— Start Data supplied —

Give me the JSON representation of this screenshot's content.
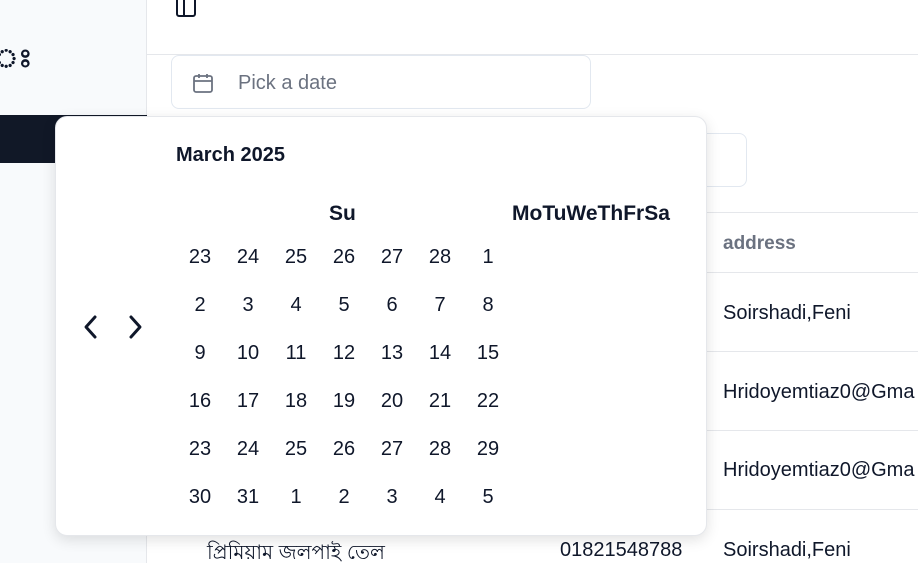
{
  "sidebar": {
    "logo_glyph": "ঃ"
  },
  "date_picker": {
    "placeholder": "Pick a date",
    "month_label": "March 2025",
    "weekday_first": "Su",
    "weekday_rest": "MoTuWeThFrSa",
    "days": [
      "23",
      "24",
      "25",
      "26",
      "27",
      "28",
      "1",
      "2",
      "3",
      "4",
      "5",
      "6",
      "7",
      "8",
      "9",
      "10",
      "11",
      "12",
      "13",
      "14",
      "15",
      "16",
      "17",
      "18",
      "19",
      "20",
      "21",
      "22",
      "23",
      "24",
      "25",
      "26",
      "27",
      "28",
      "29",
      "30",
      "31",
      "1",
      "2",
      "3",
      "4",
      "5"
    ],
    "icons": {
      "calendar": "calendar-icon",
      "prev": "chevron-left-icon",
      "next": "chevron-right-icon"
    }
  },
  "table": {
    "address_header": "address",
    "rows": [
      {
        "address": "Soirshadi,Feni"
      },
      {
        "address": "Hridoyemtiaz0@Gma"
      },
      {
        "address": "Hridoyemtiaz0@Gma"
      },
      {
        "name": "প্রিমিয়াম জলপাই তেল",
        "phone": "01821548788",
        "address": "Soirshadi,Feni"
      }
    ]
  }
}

— End Data supplied —

## What is asked
Go through the listing above and write it out again exactly, dropping the pictures.

## Solution to this exercise
Give me the JSON representation of this screenshot's content.
{
  "sidebar": {
    "logo_glyph": "ঃ"
  },
  "date_picker": {
    "placeholder": "Pick a date",
    "month_label": "March 2025",
    "weekday_first": "Su",
    "weekday_rest": "MoTuWeThFrSa",
    "days": [
      "23",
      "24",
      "25",
      "26",
      "27",
      "28",
      "1",
      "2",
      "3",
      "4",
      "5",
      "6",
      "7",
      "8",
      "9",
      "10",
      "11",
      "12",
      "13",
      "14",
      "15",
      "16",
      "17",
      "18",
      "19",
      "20",
      "21",
      "22",
      "23",
      "24",
      "25",
      "26",
      "27",
      "28",
      "29",
      "30",
      "31",
      "1",
      "2",
      "3",
      "4",
      "5"
    ],
    "icons": {
      "calendar": "calendar-icon",
      "prev": "chevron-left-icon",
      "next": "chevron-right-icon"
    }
  },
  "table": {
    "address_header": "address",
    "rows": [
      {
        "address": "Soirshadi,Feni"
      },
      {
        "address": "Hridoyemtiaz0@Gma"
      },
      {
        "address": "Hridoyemtiaz0@Gma"
      },
      {
        "name": "প্রিমিয়াম জলপাই তেল",
        "phone": "01821548788",
        "address": "Soirshadi,Feni"
      }
    ]
  }
}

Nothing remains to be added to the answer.